⟨

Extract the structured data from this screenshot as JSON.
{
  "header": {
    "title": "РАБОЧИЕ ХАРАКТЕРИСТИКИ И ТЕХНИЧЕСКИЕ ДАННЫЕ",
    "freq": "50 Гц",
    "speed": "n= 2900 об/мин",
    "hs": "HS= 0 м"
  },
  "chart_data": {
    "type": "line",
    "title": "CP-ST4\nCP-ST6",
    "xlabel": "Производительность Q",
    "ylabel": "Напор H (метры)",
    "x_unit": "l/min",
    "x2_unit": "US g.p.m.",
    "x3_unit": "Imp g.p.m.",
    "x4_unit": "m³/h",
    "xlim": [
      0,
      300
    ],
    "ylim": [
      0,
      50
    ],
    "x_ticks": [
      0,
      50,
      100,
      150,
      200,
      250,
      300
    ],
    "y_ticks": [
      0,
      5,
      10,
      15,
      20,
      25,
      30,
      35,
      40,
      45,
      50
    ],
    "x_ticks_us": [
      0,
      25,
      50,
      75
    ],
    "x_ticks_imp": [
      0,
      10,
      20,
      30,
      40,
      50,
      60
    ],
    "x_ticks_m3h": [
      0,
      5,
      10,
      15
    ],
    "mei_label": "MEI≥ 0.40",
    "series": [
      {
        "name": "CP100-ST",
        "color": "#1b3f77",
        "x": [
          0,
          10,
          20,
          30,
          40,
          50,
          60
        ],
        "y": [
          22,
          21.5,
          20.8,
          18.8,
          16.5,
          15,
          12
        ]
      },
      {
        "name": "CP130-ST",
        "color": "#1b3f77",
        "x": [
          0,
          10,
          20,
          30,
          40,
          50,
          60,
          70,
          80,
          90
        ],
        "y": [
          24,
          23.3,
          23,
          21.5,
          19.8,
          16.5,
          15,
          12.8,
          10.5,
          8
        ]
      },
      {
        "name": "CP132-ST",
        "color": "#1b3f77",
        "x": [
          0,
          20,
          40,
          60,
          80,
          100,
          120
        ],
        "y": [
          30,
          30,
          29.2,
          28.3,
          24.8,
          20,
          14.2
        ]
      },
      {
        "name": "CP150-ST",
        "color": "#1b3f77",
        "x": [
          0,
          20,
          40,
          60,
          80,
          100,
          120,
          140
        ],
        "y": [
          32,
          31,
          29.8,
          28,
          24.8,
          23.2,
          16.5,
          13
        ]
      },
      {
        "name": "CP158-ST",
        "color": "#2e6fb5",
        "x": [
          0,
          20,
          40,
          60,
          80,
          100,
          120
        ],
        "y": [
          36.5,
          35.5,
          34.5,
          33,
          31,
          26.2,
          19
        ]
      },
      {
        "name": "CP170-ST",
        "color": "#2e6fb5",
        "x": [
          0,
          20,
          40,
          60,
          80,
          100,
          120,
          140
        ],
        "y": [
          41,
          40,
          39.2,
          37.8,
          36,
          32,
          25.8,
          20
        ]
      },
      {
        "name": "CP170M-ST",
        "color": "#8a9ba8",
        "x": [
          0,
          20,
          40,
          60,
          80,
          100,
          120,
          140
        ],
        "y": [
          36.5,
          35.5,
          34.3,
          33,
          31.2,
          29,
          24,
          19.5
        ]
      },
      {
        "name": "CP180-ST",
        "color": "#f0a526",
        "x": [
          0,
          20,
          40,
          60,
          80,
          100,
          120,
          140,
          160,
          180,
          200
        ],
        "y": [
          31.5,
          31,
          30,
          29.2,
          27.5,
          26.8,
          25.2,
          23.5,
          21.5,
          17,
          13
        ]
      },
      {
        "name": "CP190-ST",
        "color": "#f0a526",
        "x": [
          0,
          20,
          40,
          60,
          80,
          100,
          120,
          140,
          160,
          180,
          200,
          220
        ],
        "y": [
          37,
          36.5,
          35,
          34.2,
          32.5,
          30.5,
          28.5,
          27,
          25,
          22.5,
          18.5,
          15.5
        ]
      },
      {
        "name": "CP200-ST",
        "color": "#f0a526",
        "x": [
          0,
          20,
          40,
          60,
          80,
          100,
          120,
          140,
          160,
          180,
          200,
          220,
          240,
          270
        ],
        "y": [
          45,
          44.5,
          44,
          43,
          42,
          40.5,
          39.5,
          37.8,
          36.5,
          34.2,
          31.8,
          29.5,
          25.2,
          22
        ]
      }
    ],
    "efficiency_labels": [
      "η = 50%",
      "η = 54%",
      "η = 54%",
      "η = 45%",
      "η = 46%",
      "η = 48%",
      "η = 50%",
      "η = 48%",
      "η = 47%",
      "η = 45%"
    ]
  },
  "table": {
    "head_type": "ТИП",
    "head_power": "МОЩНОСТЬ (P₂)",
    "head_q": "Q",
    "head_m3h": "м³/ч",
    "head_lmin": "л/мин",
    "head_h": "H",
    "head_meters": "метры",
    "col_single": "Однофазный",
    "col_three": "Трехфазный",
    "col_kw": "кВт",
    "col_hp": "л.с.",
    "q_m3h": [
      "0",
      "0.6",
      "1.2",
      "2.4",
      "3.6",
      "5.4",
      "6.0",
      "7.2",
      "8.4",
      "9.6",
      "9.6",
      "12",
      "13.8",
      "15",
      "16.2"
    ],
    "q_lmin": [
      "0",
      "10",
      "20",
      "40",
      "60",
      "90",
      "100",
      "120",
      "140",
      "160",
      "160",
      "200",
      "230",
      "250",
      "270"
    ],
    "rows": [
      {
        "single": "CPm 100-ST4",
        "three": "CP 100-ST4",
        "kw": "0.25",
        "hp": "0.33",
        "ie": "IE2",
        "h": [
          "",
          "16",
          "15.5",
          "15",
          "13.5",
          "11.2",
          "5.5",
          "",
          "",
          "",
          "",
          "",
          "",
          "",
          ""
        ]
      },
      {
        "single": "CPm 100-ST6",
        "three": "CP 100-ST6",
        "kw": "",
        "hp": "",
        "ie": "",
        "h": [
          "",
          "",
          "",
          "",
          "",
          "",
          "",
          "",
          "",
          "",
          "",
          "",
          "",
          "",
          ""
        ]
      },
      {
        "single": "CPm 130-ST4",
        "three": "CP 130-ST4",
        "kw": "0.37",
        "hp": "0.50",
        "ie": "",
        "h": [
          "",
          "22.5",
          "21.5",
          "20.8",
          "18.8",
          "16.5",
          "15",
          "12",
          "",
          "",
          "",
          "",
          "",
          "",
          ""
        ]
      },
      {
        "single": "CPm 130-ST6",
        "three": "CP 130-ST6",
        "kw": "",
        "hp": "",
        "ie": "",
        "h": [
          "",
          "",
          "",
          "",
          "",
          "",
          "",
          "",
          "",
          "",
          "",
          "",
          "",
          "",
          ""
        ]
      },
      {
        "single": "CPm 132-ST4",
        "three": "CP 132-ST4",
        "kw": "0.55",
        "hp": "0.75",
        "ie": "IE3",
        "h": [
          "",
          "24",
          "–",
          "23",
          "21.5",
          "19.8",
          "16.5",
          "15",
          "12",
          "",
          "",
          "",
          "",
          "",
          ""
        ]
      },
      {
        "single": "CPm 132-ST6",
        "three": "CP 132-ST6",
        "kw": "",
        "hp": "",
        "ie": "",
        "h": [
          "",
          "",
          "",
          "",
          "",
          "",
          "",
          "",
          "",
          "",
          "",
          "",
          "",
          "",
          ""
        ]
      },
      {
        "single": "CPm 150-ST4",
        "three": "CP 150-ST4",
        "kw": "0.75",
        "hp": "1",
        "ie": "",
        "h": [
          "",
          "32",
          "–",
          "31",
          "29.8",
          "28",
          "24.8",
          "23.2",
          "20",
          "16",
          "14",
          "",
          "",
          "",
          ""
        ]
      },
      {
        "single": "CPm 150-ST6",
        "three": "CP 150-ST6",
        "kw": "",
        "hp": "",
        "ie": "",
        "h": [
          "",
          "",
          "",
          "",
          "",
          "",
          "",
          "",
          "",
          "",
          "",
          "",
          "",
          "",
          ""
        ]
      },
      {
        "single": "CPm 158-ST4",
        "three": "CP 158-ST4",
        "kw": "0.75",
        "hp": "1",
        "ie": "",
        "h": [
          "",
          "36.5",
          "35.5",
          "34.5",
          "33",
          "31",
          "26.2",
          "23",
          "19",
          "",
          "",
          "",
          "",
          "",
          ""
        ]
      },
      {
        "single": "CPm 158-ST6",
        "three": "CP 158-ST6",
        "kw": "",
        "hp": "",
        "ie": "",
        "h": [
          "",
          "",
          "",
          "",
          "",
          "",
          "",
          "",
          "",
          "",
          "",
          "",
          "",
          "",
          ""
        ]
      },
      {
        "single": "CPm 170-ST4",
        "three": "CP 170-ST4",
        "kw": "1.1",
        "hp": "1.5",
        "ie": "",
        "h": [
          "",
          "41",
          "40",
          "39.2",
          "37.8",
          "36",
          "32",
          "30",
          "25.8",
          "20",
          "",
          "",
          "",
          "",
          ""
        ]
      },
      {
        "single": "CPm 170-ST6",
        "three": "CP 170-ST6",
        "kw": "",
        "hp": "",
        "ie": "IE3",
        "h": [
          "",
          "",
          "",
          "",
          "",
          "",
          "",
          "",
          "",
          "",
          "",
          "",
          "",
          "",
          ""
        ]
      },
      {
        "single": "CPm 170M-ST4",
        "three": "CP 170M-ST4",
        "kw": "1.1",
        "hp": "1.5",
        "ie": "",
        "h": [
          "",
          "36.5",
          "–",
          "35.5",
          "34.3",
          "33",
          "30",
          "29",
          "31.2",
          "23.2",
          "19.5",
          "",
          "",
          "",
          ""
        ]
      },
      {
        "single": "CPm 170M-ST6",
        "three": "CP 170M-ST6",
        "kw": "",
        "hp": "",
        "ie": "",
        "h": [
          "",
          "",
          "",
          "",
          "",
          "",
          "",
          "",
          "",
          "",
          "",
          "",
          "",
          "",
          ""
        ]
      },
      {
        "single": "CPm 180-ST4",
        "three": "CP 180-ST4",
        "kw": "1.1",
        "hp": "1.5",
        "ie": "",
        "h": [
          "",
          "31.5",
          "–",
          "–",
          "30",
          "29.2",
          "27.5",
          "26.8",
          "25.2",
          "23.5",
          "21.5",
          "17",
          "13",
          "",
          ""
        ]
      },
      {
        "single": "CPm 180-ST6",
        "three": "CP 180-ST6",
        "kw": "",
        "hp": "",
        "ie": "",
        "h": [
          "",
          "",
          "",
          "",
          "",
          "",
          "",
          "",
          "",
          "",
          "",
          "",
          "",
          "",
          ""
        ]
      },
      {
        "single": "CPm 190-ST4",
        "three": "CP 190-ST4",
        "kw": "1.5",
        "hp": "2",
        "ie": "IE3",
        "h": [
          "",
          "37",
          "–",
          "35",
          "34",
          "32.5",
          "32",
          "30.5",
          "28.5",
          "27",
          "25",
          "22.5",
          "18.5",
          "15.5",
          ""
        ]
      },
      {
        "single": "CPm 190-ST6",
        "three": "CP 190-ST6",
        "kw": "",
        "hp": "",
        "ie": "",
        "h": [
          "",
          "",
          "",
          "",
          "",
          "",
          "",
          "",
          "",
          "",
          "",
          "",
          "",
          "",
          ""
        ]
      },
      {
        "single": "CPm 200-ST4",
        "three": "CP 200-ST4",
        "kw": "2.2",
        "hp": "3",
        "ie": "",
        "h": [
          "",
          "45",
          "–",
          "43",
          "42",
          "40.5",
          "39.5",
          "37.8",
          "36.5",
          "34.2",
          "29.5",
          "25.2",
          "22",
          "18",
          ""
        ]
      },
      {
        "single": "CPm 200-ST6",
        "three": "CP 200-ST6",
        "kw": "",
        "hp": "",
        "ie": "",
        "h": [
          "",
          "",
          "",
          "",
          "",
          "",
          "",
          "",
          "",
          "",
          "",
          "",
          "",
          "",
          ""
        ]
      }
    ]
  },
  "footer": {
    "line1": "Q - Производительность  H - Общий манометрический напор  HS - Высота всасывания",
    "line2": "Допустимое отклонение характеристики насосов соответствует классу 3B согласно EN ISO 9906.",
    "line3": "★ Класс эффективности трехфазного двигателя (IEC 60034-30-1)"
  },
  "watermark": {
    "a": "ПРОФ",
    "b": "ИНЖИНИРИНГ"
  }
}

⟩

Choose all lines containing the string "title" and copy them out.

    "title": "РАБОЧИЕ ХАРАКТЕРИСТИКИ И ТЕХНИЧЕСКИЕ ДАННЫЕ",
    "title": "CP-ST4\nCP-ST6",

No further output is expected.